╭──

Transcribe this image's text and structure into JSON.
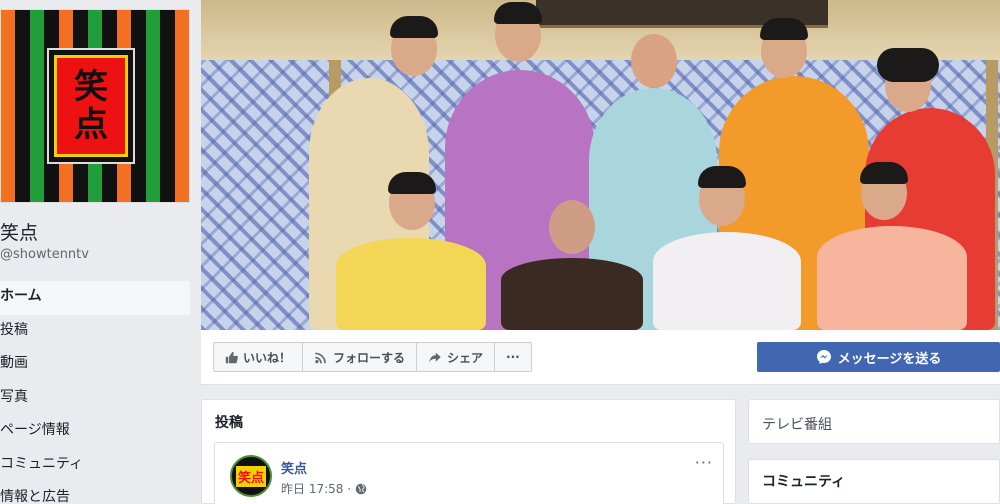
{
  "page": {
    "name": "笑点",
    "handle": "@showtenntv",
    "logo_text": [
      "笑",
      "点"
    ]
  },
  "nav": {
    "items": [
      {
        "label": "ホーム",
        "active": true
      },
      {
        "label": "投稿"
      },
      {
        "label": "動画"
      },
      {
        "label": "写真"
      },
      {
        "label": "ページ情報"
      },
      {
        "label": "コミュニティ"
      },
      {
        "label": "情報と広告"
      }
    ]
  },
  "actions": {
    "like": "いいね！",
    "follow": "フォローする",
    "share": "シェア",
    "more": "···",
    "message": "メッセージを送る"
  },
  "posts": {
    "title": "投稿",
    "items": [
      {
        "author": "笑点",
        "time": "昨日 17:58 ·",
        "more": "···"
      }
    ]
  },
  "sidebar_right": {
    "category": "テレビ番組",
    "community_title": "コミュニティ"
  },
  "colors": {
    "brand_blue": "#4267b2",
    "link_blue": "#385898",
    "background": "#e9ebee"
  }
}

╰──
╭──

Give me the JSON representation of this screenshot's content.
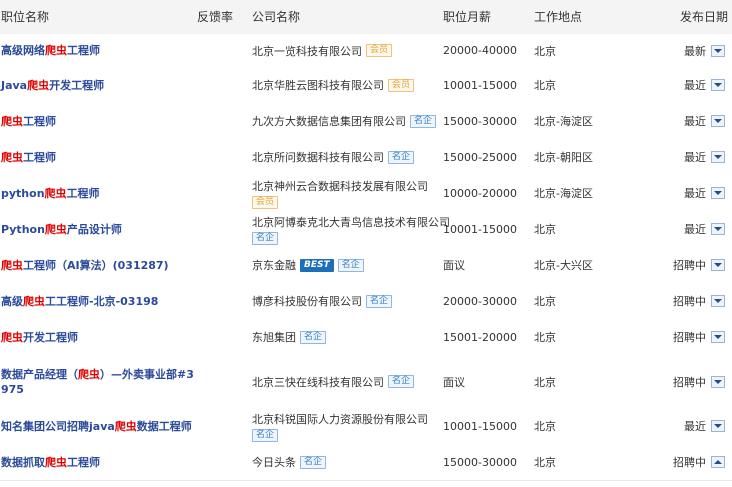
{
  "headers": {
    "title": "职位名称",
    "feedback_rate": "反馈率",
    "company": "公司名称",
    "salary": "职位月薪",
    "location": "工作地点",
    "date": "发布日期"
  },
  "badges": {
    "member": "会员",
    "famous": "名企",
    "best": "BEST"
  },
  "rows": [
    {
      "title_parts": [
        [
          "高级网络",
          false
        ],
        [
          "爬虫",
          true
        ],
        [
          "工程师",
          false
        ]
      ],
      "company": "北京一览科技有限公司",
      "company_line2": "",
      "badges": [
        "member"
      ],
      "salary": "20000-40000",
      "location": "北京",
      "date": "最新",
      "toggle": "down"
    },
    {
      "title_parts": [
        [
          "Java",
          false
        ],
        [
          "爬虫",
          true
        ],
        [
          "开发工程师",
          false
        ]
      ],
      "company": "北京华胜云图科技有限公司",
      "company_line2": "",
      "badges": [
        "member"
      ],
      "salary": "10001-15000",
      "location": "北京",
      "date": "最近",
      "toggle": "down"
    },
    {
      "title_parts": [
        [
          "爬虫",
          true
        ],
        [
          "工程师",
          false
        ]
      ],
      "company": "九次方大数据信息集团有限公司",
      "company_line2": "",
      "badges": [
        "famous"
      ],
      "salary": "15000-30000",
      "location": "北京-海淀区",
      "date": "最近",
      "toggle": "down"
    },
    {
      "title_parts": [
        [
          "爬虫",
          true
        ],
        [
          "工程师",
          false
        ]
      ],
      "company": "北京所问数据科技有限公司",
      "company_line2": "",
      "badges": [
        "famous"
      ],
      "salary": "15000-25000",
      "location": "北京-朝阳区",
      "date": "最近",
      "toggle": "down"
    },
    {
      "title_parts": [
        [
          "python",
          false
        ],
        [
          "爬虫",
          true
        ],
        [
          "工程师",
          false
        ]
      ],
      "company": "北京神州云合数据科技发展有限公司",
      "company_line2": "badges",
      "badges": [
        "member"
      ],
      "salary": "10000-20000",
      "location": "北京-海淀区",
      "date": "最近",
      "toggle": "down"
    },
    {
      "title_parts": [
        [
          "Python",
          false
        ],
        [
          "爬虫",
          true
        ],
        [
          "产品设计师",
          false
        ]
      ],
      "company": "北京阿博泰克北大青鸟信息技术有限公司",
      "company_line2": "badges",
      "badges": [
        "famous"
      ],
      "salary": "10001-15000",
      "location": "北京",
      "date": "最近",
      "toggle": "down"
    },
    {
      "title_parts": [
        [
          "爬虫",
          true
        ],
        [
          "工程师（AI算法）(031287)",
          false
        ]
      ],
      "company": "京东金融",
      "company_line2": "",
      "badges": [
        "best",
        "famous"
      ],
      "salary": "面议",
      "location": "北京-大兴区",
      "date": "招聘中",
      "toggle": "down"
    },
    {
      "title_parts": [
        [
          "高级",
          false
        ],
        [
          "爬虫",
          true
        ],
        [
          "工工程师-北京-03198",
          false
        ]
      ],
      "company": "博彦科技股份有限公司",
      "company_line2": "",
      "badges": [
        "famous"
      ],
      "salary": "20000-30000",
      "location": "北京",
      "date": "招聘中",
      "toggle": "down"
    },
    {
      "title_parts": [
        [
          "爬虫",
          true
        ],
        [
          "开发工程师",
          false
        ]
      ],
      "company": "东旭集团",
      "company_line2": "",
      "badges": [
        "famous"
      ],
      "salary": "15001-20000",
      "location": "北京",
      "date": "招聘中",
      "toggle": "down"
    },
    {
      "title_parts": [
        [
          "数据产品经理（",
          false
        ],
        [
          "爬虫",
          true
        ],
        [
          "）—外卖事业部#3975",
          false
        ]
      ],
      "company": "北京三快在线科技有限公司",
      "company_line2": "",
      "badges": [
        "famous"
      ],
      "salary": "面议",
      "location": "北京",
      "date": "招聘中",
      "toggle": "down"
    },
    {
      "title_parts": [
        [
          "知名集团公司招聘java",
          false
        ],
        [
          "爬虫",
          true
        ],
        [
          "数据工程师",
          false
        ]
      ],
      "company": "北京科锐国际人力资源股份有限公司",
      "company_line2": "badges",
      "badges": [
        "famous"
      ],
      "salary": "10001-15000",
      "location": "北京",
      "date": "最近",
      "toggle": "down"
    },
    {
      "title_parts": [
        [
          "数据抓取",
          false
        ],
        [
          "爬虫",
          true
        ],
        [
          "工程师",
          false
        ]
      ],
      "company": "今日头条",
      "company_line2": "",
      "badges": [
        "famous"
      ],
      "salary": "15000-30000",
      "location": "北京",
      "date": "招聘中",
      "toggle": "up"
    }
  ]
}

╰──
╭──

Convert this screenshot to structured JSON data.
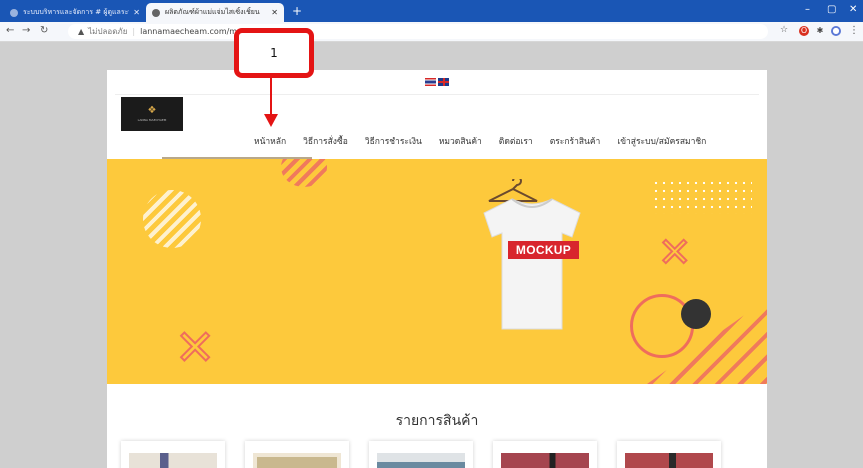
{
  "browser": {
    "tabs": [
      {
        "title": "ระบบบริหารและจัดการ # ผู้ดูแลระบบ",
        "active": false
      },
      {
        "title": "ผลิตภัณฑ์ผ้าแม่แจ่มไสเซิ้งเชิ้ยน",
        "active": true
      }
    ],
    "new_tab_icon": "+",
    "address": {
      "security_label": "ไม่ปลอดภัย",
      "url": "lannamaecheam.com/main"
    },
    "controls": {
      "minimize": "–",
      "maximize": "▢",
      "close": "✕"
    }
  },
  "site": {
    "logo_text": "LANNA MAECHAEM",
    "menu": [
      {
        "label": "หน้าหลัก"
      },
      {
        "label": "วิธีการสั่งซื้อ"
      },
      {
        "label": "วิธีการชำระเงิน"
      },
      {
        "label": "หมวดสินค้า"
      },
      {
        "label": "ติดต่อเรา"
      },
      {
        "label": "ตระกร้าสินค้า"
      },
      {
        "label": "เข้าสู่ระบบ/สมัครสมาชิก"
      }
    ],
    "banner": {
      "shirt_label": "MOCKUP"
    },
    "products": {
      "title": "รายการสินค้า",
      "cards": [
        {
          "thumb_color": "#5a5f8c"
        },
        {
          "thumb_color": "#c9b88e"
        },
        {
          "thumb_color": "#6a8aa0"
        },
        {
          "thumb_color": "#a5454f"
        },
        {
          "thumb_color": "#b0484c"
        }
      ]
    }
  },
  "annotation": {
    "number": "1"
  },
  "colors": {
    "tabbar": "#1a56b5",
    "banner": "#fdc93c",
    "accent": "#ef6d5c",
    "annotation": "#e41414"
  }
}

╰──

WRITTEN TASK -
Return each line where "this" shows up.

SOLUTION BELOW -
Transcribe this image's text and structure into JSON.
Give me the JSON representation of this screenshot's content.
Convert this screenshot to structured JSON data.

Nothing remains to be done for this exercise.